[Records]
........
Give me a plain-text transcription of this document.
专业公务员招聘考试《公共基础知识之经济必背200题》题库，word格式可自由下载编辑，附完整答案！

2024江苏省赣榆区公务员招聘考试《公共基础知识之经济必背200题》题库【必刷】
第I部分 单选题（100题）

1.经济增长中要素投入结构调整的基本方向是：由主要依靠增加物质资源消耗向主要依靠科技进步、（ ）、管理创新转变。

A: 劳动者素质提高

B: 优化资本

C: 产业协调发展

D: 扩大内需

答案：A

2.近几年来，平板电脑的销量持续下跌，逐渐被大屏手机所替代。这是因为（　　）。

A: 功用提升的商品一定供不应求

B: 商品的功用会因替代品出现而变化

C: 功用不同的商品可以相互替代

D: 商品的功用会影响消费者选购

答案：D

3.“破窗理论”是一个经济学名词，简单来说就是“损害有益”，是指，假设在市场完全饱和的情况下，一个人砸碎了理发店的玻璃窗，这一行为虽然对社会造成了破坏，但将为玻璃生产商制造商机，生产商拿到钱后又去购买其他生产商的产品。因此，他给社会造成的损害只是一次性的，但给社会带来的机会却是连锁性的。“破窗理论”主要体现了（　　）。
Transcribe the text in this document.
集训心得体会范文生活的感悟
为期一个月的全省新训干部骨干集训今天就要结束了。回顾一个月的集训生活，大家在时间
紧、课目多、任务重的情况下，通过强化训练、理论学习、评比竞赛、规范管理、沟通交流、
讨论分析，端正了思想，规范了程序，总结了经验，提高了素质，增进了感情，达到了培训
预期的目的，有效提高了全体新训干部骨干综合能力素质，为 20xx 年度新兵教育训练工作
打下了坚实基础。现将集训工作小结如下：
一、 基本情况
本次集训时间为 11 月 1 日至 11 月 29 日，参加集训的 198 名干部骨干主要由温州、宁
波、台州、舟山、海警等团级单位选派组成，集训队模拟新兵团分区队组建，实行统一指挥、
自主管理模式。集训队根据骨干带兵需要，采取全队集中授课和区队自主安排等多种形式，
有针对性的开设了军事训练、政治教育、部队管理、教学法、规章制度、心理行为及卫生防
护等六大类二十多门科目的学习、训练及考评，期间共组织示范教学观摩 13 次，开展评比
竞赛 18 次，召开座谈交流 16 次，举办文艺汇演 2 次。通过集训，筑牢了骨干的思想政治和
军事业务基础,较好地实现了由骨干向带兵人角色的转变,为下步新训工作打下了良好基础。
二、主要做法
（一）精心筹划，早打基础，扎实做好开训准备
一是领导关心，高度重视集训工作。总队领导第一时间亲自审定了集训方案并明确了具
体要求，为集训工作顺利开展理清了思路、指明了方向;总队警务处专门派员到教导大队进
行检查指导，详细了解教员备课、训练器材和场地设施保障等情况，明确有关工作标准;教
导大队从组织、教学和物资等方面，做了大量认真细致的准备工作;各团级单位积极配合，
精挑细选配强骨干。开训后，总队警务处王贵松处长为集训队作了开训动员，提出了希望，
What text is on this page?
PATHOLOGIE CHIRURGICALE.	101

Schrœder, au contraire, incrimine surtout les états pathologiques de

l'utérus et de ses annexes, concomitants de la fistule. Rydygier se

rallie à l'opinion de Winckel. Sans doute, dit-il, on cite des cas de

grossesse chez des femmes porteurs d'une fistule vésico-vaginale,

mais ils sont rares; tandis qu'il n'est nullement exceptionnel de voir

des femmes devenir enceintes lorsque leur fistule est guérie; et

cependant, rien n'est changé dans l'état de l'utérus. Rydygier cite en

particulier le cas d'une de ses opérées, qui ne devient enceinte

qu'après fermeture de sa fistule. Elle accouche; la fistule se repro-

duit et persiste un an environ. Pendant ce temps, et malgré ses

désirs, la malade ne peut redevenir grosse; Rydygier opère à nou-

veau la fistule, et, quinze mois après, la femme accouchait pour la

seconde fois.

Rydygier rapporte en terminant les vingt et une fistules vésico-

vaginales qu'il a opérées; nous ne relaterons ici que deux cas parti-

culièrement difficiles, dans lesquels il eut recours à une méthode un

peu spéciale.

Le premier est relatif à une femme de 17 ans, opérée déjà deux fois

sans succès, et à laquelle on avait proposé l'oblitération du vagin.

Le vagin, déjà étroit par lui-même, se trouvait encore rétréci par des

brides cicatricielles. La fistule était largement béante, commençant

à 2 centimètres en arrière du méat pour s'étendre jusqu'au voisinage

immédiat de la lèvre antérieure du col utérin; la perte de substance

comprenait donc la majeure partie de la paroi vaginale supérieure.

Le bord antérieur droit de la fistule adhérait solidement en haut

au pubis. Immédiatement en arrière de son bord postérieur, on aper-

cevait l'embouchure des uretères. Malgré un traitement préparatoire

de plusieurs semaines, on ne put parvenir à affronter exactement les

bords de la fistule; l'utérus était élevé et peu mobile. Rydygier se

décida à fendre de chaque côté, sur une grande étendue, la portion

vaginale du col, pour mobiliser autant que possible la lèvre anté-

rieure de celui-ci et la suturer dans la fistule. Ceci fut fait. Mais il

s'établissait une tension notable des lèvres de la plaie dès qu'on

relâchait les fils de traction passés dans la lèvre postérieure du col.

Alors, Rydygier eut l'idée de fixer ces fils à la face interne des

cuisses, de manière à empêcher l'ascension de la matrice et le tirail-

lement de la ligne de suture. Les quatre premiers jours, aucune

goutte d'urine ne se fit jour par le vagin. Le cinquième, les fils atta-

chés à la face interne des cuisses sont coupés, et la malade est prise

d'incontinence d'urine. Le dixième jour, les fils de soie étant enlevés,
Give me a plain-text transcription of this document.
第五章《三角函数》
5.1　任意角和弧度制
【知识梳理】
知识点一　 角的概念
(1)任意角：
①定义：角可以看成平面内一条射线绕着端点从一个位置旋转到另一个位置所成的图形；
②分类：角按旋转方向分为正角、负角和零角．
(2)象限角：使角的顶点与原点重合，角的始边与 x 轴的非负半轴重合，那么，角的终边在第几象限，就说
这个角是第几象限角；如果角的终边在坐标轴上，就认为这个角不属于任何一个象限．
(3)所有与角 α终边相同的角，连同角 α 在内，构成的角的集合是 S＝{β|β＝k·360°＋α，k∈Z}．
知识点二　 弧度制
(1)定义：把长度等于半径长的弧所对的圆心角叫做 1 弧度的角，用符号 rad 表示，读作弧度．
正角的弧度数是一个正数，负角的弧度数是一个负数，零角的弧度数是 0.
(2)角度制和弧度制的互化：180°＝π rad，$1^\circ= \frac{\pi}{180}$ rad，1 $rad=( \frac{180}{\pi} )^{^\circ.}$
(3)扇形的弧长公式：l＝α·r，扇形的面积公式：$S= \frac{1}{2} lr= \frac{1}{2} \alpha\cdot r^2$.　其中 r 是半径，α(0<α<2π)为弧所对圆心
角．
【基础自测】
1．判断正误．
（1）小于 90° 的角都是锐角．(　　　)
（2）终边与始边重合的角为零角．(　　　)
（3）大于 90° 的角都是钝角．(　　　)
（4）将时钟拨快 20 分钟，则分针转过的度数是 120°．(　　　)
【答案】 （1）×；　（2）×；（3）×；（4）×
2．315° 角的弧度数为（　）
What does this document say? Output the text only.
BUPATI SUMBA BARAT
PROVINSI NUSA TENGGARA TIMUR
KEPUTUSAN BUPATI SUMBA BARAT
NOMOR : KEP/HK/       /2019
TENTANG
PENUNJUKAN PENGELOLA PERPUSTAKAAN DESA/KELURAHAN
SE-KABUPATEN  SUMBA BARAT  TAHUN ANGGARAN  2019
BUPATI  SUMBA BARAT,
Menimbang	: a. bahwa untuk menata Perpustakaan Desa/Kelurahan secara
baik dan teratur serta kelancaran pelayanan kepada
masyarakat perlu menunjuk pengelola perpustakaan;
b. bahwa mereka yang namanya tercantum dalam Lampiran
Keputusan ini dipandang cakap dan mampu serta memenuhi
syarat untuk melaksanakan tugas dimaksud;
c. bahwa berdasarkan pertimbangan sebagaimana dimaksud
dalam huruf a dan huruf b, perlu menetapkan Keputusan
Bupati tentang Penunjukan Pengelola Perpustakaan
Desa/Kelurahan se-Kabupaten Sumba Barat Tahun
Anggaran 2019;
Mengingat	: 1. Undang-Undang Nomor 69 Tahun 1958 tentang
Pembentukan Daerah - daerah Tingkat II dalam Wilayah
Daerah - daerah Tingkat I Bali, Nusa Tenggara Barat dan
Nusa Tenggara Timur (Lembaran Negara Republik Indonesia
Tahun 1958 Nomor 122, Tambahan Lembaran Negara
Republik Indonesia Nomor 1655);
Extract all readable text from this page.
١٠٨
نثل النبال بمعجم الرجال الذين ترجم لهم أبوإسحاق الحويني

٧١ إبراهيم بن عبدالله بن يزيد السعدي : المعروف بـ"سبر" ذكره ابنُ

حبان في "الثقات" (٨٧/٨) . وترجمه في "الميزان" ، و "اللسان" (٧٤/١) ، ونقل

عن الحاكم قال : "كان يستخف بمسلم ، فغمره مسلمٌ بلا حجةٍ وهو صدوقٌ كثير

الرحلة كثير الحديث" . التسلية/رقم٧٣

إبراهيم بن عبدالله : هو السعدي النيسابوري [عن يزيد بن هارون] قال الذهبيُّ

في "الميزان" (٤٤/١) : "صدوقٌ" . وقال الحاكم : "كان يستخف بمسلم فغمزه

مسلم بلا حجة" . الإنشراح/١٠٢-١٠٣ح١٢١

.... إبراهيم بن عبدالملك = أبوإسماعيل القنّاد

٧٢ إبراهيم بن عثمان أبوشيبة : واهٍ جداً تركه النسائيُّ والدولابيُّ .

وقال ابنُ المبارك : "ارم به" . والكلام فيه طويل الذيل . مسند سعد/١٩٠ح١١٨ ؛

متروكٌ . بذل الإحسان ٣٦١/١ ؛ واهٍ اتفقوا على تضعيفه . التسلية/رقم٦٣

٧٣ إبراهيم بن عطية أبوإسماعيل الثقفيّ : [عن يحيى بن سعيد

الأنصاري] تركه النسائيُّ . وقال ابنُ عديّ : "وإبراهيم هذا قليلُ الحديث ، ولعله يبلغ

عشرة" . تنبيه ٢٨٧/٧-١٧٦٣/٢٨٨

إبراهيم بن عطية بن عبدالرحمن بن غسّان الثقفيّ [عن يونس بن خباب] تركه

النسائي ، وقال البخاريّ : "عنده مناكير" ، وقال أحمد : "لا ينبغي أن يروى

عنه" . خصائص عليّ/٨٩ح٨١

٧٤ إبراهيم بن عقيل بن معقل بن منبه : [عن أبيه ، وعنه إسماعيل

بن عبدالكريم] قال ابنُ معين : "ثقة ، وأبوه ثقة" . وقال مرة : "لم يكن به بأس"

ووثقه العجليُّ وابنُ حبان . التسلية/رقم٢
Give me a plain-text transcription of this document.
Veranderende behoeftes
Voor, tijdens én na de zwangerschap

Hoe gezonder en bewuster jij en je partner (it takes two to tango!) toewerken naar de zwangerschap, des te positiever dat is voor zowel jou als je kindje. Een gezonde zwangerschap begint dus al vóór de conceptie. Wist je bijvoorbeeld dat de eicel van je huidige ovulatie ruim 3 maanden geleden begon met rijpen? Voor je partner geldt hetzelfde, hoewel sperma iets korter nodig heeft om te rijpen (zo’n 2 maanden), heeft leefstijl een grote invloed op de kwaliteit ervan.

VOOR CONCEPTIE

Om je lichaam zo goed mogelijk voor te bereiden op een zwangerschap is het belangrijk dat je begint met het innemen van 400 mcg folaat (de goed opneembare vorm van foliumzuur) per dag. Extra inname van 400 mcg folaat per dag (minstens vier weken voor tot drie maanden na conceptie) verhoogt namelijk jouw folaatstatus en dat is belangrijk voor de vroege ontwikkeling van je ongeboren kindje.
........
* Exercise description *
Find the number of lines in which the word "kindje" occurs, and write nothing but that number.

* Output of the task *
2